## begin TASK INPUTS

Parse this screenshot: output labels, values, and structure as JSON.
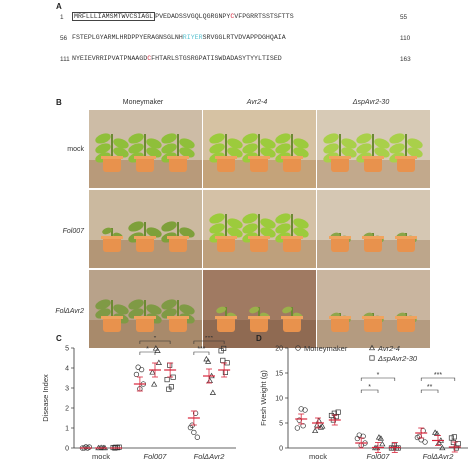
{
  "panel_a": {
    "label": "A",
    "lines": [
      {
        "start": "1",
        "sp": "MRFLLLIAMSMTWVCSIAGL",
        "parts": [
          {
            "t": "PVEDADSSVGQLQGRGNPY",
            "c": ""
          },
          {
            "t": "C",
            "c": "red"
          },
          {
            "t": "VFPGRRTSSTSFTTS",
            "c": ""
          }
        ],
        "end": "55"
      },
      {
        "start": "56",
        "sp": "",
        "parts": [
          {
            "t": "FSTEPLGYARMLHRDPPYERAGNSGLNH",
            "c": ""
          },
          {
            "t": "RIYER",
            "c": "cyan"
          },
          {
            "t": "SRVGGLRTVDVAPPDGHQAIA",
            "c": ""
          }
        ],
        "end": "110"
      },
      {
        "start": "111",
        "sp": "",
        "parts": [
          {
            "t": "NYEIEVRRIPVATPNAAGD",
            "c": ""
          },
          {
            "t": "C",
            "c": "red"
          },
          {
            "t": "FHTARLSTGSRGPATISWDADASYTYYLTISED",
            "c": ""
          }
        ],
        "end": "163"
      }
    ]
  },
  "panel_b": {
    "label": "B",
    "columns": [
      "Moneymaker",
      "Avr2-4",
      "ΔspAvr2-30"
    ],
    "rows": [
      "mock",
      "Fol007",
      "FolΔAvr2"
    ]
  },
  "panel_c": {
    "label": "C",
    "ylabel": "Disease Index",
    "yticks": [
      "0",
      "1",
      "2",
      "3",
      "4",
      "5"
    ],
    "groups": [
      "mock",
      "Fol007",
      "FolΔAvr2"
    ],
    "sig": [
      "*",
      "*",
      "***",
      "***"
    ]
  },
  "panel_d": {
    "label": "D",
    "ylabel": "Fresh Weight (g)",
    "yticks": [
      "0",
      "5",
      "10",
      "15",
      "20"
    ],
    "groups": [
      "mock",
      "Fol007",
      "FolΔAvr2"
    ],
    "legend": [
      {
        "marker": "○",
        "name": "Moneymaker"
      },
      {
        "marker": "△",
        "name": "Avr2-4"
      },
      {
        "marker": "□",
        "name": "ΔspAvr2-30"
      }
    ],
    "sig": [
      "*",
      "*",
      "***",
      "**"
    ]
  },
  "chart_data": [
    {
      "type": "scatter",
      "ylabel": "Disease Index",
      "ylim": [
        0,
        5
      ],
      "categories": [
        "mock",
        "Fol007",
        "FolΔAvr2"
      ],
      "series": [
        {
          "name": "Moneymaker",
          "means": [
            0,
            3.2,
            1.5
          ]
        },
        {
          "name": "Avr2-4",
          "means": [
            0,
            3.9,
            3.6
          ]
        },
        {
          "name": "ΔspAvr2-30",
          "means": [
            0,
            3.9,
            3.9
          ]
        }
      ]
    },
    {
      "type": "scatter",
      "ylabel": "Fresh Weight (g)",
      "ylim": [
        0,
        20
      ],
      "categories": [
        "mock",
        "Fol007",
        "FolΔAvr2"
      ],
      "series": [
        {
          "name": "Moneymaker",
          "means": [
            5.8,
            1.0,
            3.0
          ]
        },
        {
          "name": "Avr2-4",
          "means": [
            5.0,
            0.1,
            1.5
          ]
        },
        {
          "name": "ΔspAvr2-30",
          "means": [
            5.6,
            0.1,
            0.2
          ]
        }
      ]
    }
  ]
}
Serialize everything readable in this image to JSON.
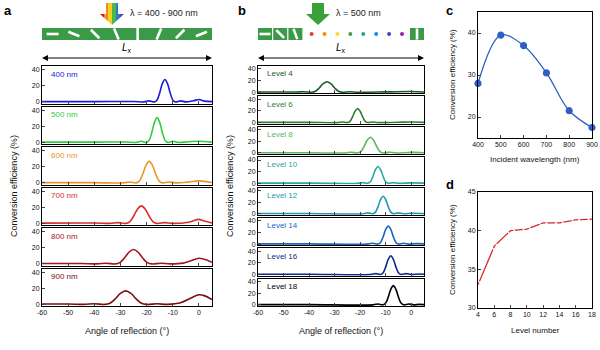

## end TASK INPUTS

§ **THE REQUEST**:
The records above need to be given again exactly. Omit the pictures.

§ **TASK RESULT**:
Parse this screenshot: output labels, values, and structure as JSON.
{
  "panel_a": {
    "label": "A",
    "lines": [
      {
        "start": "1",
        "sp": "MRFLLLIAMSMTWVCSIAGL",
        "parts": [
          {
            "t": "PVEDADSSVGQLQGRGNPY",
            "c": ""
          },
          {
            "t": "C",
            "c": "red"
          },
          {
            "t": "VFPGRRTSSTSFTTS",
            "c": ""
          }
        ],
        "end": "55"
      },
      {
        "start": "56",
        "sp": "",
        "parts": [
          {
            "t": "FSTEPLGYARMLHRDPPYERAGNSGLNH",
            "c": ""
          },
          {
            "t": "RIYER",
            "c": "cyan"
          },
          {
            "t": "SRVGGLRTVDVAPPDGHQAIA",
            "c": ""
          }
        ],
        "end": "110"
      },
      {
        "start": "111",
        "sp": "",
        "parts": [
          {
            "t": "NYEIEVRRIPVATPNAAGD",
            "c": ""
          },
          {
            "t": "C",
            "c": "red"
          },
          {
            "t": "FHTARLSTGSRGPATISWDADASYTYYLTISED",
            "c": ""
          }
        ],
        "end": "163"
      }
    ]
  },
  "panel_b": {
    "label": "B",
    "columns": [
      "Moneymaker",
      "Avr2-4",
      "ΔspAvr2-30"
    ],
    "rows": [
      "mock",
      "Fol007",
      "FolΔAvr2"
    ]
  },
  "panel_c": {
    "label": "C",
    "ylabel": "Disease Index",
    "yticks": [
      "0",
      "1",
      "2",
      "3",
      "4",
      "5"
    ],
    "groups": [
      "mock",
      "Fol007",
      "FolΔAvr2"
    ],
    "sig": [
      "*",
      "*",
      "***",
      "***"
    ]
  },
  "panel_d": {
    "label": "D",
    "ylabel": "Fresh Weight (g)",
    "yticks": [
      "0",
      "5",
      "10",
      "15",
      "20"
    ],
    "groups": [
      "mock",
      "Fol007",
      "FolΔAvr2"
    ],
    "legend": [
      {
        "marker": "○",
        "name": "Moneymaker"
      },
      {
        "marker": "△",
        "name": "Avr2-4"
      },
      {
        "marker": "□",
        "name": "ΔspAvr2-30"
      }
    ],
    "sig": [
      "*",
      "*",
      "***",
      "**"
    ]
  },
  "chart_data": [
    {
      "type": "scatter",
      "ylabel": "Disease Index",
      "ylim": [
        0,
        5
      ],
      "categories": [
        "mock",
        "Fol007",
        "FolΔAvr2"
      ],
      "series": [
        {
          "name": "Moneymaker",
          "means": [
            0,
            3.2,
            1.5
          ]
        },
        {
          "name": "Avr2-4",
          "means": [
            0,
            3.9,
            3.6
          ]
        },
        {
          "name": "ΔspAvr2-30",
          "means": [
            0,
            3.9,
            3.9
          ]
        }
      ]
    },
    {
      "type": "scatter",
      "ylabel": "Fresh Weight (g)",
      "ylim": [
        0,
        20
      ],
      "categories": [
        "mock",
        "Fol007",
        "FolΔAvr2"
      ],
      "series": [
        {
          "name": "Moneymaker",
          "means": [
            5.8,
            1.0,
            3.0
          ]
        },
        {
          "name": "Avr2-4",
          "means": [
            5.0,
            0.1,
            1.5
          ]
        },
        {
          "name": "ΔspAvr2-30",
          "means": [
            5.6,
            0.1,
            0.2
          ]
        }
      ]
    }
  ]
}
Serialize everything readable in this image to JSON.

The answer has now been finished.